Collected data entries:
▶

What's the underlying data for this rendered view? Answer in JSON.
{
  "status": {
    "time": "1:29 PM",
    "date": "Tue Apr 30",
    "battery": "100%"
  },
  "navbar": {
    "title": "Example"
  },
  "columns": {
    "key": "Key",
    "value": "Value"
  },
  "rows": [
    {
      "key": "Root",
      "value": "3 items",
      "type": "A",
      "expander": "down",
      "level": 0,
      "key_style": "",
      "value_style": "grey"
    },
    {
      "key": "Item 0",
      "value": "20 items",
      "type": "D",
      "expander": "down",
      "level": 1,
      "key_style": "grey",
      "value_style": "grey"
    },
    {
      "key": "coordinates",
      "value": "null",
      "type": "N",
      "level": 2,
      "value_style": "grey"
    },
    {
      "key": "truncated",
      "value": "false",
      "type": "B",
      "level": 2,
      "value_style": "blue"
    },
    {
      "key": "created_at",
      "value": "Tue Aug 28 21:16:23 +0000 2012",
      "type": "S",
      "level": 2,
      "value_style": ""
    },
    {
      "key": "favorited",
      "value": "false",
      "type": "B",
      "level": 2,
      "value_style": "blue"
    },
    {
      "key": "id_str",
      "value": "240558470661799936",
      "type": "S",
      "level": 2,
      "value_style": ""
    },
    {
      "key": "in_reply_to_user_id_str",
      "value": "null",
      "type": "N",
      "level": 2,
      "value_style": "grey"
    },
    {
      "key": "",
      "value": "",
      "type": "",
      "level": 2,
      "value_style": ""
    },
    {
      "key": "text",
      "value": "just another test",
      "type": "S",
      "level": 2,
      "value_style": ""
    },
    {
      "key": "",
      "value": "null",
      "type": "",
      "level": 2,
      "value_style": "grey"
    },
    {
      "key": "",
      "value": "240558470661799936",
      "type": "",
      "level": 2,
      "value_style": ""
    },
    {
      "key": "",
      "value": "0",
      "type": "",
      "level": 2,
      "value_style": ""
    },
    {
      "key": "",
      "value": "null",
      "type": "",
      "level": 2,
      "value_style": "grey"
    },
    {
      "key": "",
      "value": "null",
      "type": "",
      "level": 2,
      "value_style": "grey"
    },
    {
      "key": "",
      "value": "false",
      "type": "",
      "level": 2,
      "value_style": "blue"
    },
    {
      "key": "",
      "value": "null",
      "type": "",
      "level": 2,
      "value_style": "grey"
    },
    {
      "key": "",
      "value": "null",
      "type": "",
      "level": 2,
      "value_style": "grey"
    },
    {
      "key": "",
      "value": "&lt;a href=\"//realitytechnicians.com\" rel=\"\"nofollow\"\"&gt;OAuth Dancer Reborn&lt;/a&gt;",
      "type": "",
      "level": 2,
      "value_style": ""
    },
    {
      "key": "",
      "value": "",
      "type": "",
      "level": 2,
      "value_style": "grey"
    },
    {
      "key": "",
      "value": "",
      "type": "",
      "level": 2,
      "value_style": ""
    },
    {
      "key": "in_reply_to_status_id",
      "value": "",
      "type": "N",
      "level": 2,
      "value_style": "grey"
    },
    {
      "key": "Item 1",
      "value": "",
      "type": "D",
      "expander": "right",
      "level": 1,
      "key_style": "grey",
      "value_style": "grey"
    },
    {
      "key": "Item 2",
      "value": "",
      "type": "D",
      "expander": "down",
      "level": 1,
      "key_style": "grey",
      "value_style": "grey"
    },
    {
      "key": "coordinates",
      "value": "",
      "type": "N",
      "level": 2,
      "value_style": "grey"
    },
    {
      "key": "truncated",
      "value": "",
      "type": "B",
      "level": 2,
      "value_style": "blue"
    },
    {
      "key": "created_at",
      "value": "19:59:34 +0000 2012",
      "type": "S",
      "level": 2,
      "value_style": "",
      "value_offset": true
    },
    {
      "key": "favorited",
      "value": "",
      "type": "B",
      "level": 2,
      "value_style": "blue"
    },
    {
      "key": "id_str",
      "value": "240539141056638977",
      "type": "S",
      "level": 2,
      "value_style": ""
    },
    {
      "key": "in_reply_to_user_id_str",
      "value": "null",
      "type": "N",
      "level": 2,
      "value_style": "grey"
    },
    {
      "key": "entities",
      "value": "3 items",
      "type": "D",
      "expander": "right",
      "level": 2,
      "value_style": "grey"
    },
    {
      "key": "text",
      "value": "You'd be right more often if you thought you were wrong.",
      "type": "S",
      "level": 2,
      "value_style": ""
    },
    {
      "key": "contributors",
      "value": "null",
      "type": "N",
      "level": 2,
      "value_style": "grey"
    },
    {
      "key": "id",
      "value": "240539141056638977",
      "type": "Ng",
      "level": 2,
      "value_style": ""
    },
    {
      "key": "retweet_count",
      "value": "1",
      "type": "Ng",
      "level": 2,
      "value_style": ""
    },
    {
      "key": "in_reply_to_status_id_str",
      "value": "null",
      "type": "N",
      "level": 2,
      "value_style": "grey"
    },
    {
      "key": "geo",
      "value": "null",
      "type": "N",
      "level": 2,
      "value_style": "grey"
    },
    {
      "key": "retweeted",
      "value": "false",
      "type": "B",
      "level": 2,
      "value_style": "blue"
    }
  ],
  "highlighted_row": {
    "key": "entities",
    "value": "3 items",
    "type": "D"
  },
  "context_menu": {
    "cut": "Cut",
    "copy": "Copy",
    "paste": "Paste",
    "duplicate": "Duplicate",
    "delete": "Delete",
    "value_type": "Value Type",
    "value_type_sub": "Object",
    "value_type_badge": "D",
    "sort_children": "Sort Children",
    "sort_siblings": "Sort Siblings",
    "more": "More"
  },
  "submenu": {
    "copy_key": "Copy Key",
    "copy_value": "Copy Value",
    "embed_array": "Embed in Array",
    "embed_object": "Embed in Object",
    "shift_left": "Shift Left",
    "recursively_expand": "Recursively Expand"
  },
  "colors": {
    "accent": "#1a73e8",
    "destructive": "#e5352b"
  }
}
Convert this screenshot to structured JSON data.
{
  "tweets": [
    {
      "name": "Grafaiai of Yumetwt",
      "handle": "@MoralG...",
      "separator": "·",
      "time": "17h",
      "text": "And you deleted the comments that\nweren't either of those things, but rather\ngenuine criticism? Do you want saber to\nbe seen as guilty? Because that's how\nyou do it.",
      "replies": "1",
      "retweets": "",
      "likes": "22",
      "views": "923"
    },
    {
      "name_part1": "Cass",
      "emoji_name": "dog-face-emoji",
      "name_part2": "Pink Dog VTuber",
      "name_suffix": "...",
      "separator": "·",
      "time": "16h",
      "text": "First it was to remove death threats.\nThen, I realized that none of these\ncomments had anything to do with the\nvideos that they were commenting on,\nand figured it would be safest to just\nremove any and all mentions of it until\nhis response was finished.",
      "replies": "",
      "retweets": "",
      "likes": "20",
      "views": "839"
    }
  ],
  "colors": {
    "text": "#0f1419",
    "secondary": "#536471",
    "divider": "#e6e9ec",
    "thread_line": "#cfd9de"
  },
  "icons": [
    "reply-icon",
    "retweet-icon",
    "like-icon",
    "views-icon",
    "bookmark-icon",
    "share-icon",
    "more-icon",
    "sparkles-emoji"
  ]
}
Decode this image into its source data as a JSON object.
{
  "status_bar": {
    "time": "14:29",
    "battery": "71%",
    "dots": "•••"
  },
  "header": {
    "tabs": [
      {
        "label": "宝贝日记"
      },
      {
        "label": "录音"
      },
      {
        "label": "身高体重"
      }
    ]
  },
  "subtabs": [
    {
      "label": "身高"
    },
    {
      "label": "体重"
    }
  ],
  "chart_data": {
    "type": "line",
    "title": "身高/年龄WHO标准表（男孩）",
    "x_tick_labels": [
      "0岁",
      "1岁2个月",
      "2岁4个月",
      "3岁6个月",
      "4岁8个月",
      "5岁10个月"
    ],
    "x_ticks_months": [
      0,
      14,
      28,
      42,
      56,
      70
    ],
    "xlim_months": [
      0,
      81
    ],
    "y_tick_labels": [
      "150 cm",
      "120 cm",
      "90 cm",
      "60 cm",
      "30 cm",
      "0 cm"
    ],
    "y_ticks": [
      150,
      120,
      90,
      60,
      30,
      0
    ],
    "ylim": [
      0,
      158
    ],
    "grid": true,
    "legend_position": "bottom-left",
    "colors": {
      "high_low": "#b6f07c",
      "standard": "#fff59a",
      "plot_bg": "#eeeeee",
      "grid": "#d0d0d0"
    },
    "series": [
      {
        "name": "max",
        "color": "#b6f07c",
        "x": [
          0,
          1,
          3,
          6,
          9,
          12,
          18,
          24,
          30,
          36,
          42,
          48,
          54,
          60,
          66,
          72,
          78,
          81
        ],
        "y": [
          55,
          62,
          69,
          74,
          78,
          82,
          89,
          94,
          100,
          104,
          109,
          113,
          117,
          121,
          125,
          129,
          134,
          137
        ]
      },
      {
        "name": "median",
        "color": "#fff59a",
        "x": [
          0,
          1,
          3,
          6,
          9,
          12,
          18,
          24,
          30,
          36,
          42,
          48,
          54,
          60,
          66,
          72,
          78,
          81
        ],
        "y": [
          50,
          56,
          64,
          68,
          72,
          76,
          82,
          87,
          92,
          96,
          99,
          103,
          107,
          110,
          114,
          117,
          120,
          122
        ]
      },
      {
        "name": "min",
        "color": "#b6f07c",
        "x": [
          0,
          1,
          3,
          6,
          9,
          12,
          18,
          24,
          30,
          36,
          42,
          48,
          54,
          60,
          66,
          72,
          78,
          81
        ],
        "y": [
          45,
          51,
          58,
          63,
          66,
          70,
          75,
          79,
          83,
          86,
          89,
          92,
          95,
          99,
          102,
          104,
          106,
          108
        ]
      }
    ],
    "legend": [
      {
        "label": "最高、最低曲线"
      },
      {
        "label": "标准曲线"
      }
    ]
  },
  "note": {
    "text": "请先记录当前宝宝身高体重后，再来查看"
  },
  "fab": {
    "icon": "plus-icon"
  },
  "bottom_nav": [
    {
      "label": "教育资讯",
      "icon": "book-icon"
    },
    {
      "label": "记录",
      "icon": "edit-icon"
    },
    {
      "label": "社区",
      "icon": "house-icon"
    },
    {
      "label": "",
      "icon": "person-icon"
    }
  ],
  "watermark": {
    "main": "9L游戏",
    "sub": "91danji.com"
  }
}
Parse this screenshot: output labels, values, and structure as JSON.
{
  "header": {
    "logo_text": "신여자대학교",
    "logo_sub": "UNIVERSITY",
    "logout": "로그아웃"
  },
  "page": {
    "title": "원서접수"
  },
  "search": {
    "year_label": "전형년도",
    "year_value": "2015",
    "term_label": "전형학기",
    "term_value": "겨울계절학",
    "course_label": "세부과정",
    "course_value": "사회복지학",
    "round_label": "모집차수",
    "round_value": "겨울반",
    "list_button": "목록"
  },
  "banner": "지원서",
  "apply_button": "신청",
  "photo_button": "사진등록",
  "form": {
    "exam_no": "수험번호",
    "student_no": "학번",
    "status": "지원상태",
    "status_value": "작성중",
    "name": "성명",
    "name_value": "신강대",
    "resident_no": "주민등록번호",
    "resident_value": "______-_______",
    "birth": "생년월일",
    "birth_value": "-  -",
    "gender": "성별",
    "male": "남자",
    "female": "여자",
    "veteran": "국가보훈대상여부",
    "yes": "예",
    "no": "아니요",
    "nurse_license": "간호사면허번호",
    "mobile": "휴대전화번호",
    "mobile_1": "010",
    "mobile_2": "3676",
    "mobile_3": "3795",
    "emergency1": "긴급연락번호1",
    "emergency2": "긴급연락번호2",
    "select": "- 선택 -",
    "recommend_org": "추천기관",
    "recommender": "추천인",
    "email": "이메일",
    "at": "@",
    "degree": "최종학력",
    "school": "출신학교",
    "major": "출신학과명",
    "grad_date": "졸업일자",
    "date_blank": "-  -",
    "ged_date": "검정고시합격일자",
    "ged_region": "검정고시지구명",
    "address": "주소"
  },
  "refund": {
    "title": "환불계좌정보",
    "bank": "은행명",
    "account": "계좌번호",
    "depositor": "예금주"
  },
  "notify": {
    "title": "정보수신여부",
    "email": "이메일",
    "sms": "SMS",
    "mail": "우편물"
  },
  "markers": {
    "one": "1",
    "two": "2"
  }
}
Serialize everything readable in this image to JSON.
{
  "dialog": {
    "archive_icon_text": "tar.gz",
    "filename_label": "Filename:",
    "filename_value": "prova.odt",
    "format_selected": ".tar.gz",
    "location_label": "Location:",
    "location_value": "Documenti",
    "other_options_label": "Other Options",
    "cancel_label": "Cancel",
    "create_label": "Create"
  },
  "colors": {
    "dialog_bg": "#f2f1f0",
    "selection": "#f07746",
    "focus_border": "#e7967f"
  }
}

◀

▸ **What you will do**:
Look above for the line containing "Serialize everything readable", then transcribe it and all lines after it through the last, exactly and with nothing else.

▸ **Solution**:
Serialize everything readable in this image to JSON.
{
  "dialog": {
    "archive_icon_text": "tar.gz",
    "filename_label": "Filename:",
    "filename_value": "prova.odt",
    "format_selected": ".tar.gz",
    "location_label": "Location:",
    "location_value": "Documenti",
    "other_options_label": "Other Options",
    "cancel_label": "Cancel",
    "create_label": "Create"
  },
  "colors": {
    "dialog_bg": "#f2f1f0",
    "selection": "#f07746",
    "focus_border": "#e7967f"
  }
}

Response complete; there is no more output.